--- Start of Text segment ---

Boundary Scan Architecture

Boundary Scan Architecture

The JTAG(Joint Test Action Group)/boundary-scan interface and technology is found in most of today’s electronics. The technology was standardized in 1990. May more standards have been added since then by building upon and enhancing this original standard to improve the testing of JTAG/boundary-scan. The use of the JTAG/IEEE P1149.1 Standard Boundary Scan Architecture is proposed as the basis for designing testable, defect-tolerant, VLSI processors.

In this fast-paced world the number of chips being fabricated is huge. The demand is so great that these chips are not being able to be produced that fast. Design, development and testing of these devices offer many challenges. Debugging the chip is another task which is very important and can be simplified if the designer is able to verify the operation of sub systems like ALU(Arithmetic Logic Unit) and RAM independently, also be able to control the MCU( Microprogram Control Unit) and be able to access data in private registers. After the design is taken care of it goes into the manufacturing phase where the main focus is on yields and tests. Manufacturing VLSI devices using aggressive tech ruins the yields, a solution to this problem is by using a low cost defect tolerance techniques. The Boundary-Scan (B-S) Architecture is used for designing VLSI processors. The B-S architecture provides a Test Access Port (TAP) which is used to control and repair the MCU as well as to control and observe key control and data values. Built-in Self-Test and B-S are used to solve the other test problems. The TAP can also be used to provide a measure of defect-tolerance.

--- End of Text segment ---
--- Start of Provided data ---

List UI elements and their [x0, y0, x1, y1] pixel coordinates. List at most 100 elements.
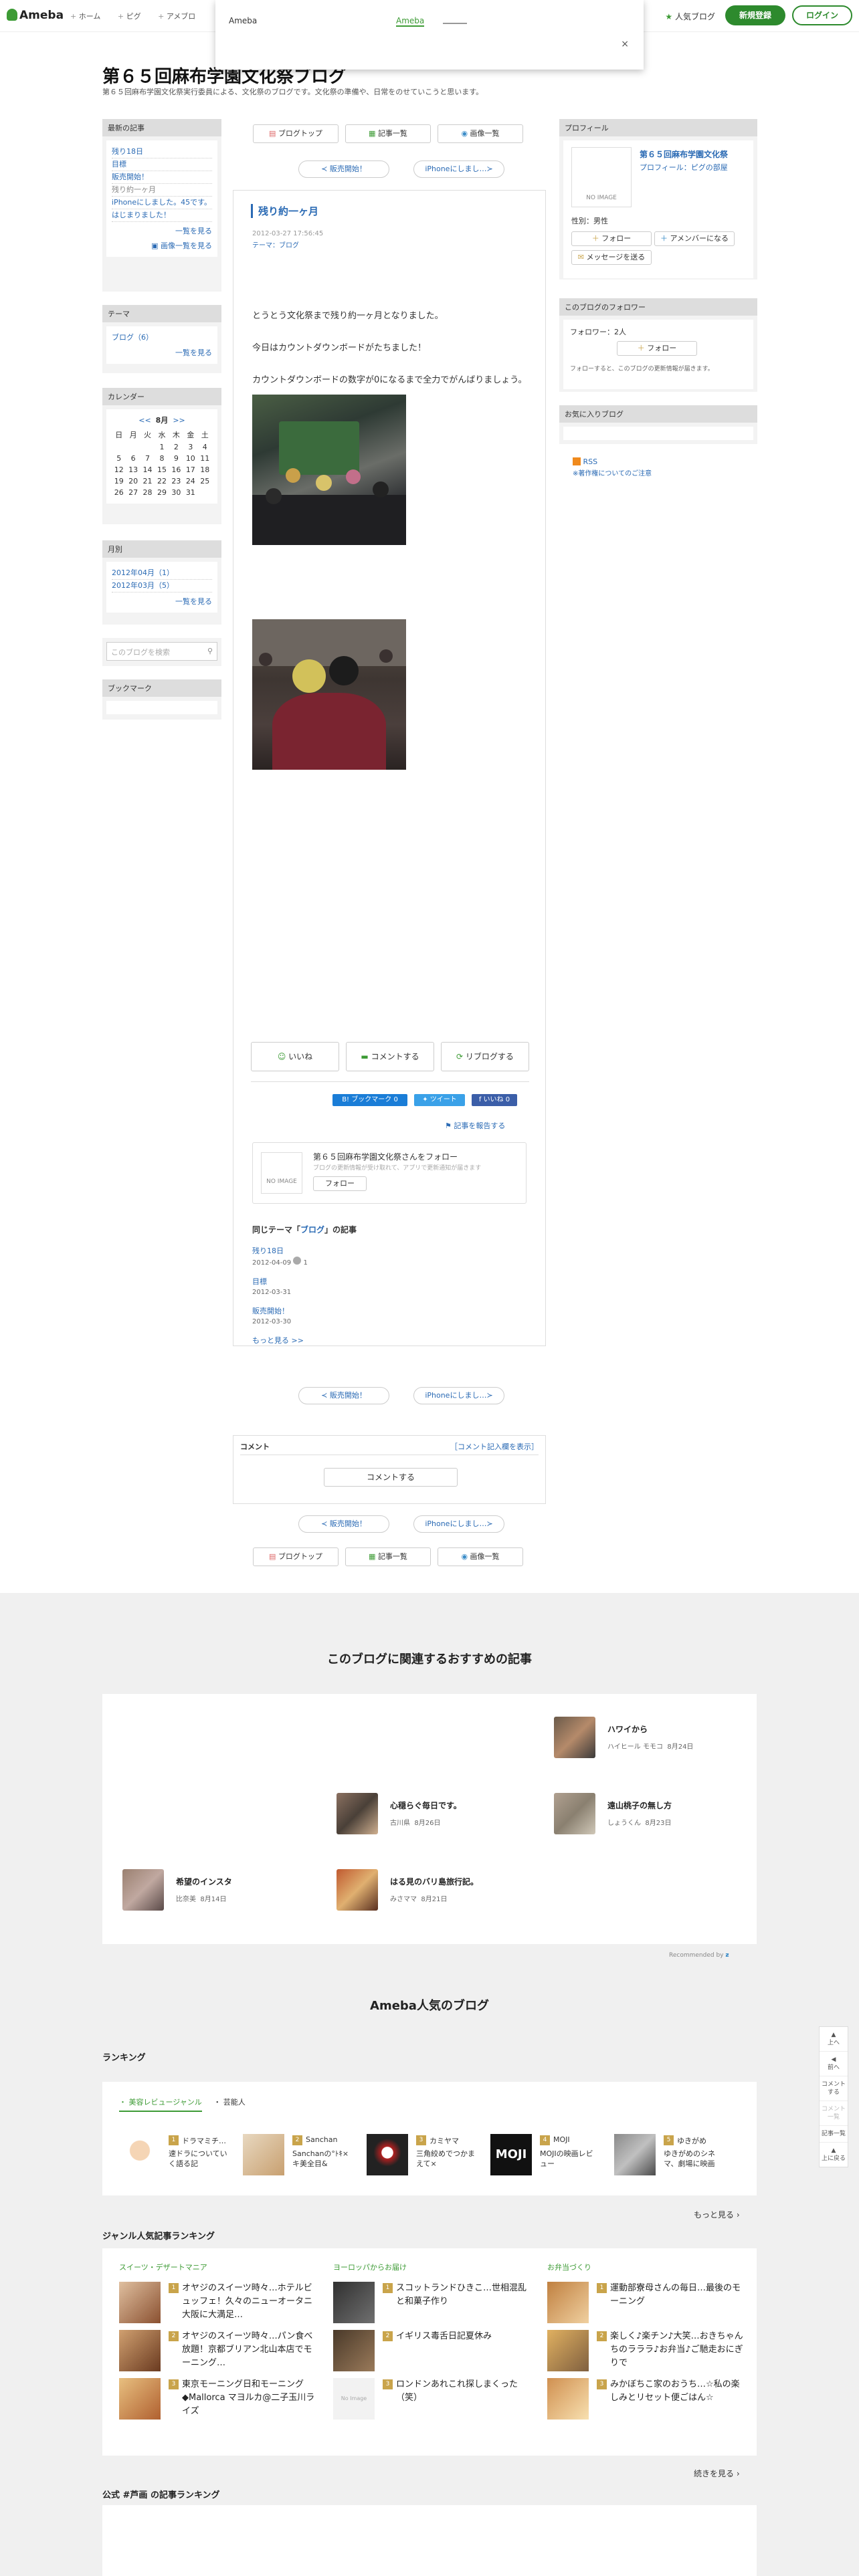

--- End of Provided data ---

- [What is expected]: Write what comes next in the piece on boundary-scan architecture, picking up after its last sentence.

- [Reply]:
Fig 1: TAP(Test Access Port)

Boundary Scan Architecture

Fig 2

This architecture defines the logic that is to be included in each chip, which helps in testing the system. As mentioned earlier it has a Test Access Port (TAP) which consists of a four-signal interface, a controller, an instruction register, and two or more test data registers (Figure 1). One of these test data registers is the B-S register. This register is formed by serially linking latches (which are part of a B-S cell) that are placed at each device I/O so that the signals at the I/O can be controlled and observed. The TAP is such a useful port it not only controls the B-S and other testability logic but it can be designed so as to provide the ability to serially read and write any register within the device. Its powerful capability can be used for applications other than test. The authors of this paper proposed using this for controlling and repairing of the MCU.


A control unit whose binary control variable are stored in memory is called a microprogrammed control unit. The MCU being referred to out here is based on a non-RISC (Reduced Instruction Set Computer) proposed by Wikes in 1951. It consists of a Control Memory (CM), which is organized as a read only memory. The address is obtained from the op-code of the instruction to be executed and external conditions. The word read out, is the microinstruction and contains control information in a encoded format, that activates the functional units so that the instruction is executed. These microinstructions also contains part of the address for the next set of microinstruction that are to be executed.

Fig 3: Typical MCU

To control the MCU, it must be modified by adding shadow registers or other means.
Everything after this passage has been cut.